§ COMPLETE THE FOLLOWING:
a. According to the text about the High Speed video game, who designed the pinball machine the game was adapted from?
b. Continue the text about the High Speed video game, starting after its last sentence.

High Speed is a pinball simulation video game developed by Rare for the Nintendo Entertainment System, and published by Tradewest in 1991. High Speed employs the game engine that Rare previously developed for Pin*Bot (1990).

Rare adapted the game from the pinball machine High Speed, which was designed by Steve Ritchie and released by Williams Electronics in 1986. The following year, Williams Electronics was renamed WMS Industries prior to its initial public offering.

In 1995, Williams Entertainment, a division of WMS Industries, published a sequel, The Getaway, for the Game Boy, based on Ritchie's pinball machine The Getaway: High Speed II.

Gameplay
Similar to Pin*Bot, the NES version of High Speed plays identical to the pinball machine of the same name, but with a few new elements added in, such as collecting safes and helicopters that allow the player to play bonus levels, where lots more points can be scored.  The player can also collect money bags of the same name, and has to avoid enemies that will destroy the ball or the flippers, such as bombs and tumbleweeds.

§ DATASET RECORDS:
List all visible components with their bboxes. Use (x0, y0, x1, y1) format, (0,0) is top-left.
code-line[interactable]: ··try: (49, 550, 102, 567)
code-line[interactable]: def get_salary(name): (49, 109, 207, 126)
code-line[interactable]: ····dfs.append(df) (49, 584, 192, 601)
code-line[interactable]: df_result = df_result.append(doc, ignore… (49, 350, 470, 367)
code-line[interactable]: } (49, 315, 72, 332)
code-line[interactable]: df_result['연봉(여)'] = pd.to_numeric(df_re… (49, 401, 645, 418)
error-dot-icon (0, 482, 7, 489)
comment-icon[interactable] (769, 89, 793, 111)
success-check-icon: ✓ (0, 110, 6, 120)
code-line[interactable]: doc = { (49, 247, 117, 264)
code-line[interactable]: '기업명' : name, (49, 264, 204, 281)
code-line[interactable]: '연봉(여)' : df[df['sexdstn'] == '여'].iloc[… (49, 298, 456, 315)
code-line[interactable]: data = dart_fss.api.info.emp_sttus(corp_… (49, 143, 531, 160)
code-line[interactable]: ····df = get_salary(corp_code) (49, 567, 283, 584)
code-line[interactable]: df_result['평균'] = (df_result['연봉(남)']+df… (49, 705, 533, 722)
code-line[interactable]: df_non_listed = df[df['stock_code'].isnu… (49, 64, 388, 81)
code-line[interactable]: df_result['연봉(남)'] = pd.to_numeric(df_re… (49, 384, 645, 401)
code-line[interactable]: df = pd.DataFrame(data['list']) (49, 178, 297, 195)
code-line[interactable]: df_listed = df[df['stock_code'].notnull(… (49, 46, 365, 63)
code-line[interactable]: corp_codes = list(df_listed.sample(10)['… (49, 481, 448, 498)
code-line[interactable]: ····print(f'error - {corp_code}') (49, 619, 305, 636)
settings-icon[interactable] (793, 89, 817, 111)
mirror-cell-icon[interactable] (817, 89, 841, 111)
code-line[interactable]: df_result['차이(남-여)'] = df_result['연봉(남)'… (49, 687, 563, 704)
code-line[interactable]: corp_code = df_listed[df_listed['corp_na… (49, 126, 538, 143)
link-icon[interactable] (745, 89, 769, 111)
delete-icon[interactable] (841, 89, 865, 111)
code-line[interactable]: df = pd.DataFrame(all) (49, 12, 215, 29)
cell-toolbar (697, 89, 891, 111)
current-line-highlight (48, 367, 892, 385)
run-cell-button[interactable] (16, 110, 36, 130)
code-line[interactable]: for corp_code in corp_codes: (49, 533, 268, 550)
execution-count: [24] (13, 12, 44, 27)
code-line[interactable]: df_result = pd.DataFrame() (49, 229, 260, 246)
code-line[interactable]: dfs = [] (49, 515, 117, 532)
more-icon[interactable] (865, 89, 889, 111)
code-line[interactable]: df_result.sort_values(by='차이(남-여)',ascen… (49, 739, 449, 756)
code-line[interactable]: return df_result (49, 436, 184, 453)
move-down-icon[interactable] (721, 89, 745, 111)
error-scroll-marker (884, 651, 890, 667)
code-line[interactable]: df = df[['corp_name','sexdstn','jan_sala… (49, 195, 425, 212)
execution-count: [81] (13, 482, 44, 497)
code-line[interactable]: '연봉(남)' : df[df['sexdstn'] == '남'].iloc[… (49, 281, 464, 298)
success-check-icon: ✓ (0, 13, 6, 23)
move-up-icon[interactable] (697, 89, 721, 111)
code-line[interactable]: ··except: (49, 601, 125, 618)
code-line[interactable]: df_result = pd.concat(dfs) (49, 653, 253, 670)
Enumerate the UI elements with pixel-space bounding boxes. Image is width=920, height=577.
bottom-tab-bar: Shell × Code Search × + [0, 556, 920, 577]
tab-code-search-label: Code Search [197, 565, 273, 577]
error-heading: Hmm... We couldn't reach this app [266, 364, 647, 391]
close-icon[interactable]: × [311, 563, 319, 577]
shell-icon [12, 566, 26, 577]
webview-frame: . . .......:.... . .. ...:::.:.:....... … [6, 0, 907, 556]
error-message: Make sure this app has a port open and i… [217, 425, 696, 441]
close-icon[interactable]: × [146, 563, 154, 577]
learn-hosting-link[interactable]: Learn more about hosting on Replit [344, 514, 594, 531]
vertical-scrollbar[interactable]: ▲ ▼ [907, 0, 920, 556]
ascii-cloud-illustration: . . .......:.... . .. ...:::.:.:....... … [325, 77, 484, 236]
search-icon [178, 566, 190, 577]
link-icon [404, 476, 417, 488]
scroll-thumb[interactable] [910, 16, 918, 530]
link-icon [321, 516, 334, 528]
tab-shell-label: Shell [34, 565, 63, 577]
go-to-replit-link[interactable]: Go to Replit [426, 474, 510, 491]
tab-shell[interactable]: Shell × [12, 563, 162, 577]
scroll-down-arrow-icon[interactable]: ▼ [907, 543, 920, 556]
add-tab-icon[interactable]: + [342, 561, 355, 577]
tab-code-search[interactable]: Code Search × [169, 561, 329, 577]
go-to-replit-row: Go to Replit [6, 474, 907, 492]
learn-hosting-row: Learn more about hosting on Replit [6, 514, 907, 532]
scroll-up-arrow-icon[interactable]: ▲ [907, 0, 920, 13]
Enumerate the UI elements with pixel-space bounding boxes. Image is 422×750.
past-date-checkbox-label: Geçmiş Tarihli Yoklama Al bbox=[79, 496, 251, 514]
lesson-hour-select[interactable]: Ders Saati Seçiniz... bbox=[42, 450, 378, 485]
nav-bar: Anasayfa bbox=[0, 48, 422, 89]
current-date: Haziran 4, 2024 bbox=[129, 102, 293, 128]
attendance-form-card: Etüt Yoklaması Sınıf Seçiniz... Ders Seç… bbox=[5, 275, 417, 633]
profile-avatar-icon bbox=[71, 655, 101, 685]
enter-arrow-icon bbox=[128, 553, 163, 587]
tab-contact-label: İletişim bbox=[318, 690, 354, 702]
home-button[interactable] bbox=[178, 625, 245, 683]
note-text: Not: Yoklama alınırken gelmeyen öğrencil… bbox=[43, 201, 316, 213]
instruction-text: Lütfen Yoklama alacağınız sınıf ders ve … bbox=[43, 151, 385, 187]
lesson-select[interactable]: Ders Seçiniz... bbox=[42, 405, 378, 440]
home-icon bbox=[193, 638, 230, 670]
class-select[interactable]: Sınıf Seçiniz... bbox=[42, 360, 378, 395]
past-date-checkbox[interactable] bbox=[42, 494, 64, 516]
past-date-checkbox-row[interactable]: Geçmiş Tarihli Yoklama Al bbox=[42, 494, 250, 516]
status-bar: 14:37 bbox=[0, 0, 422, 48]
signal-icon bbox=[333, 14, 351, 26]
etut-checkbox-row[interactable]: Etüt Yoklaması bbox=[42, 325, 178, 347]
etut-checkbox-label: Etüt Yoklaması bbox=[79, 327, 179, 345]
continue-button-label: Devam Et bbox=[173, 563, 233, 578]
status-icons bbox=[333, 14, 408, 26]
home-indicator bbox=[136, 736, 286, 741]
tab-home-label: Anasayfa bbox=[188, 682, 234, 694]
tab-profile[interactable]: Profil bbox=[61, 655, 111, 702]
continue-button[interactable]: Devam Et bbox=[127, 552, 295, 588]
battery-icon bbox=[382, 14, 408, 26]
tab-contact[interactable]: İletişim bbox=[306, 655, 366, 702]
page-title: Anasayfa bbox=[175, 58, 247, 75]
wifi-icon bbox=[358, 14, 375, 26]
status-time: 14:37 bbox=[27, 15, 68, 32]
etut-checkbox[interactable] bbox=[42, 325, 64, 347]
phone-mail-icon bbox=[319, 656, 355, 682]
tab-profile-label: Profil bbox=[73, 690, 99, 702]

§ TASK-BY-TASK RESULTS:
a. Steve Ritchie

b.
The object of the main game (as in the pinball machine) is to activate the police chase mode by hitting the nine stoplight targets, changing the main stoplight on the ramp from green to yellow, and then to red.  Once the light is red, shooting the ball up the ramp starts the police chase mode.  Shooting the ball up the ramp again escapes the police and starts multi-ball (where three balls are in play), and shooting one of the balls up the ramp a third time wins the hideout jackpot (beginning at 250,000 points and growing until it is collected).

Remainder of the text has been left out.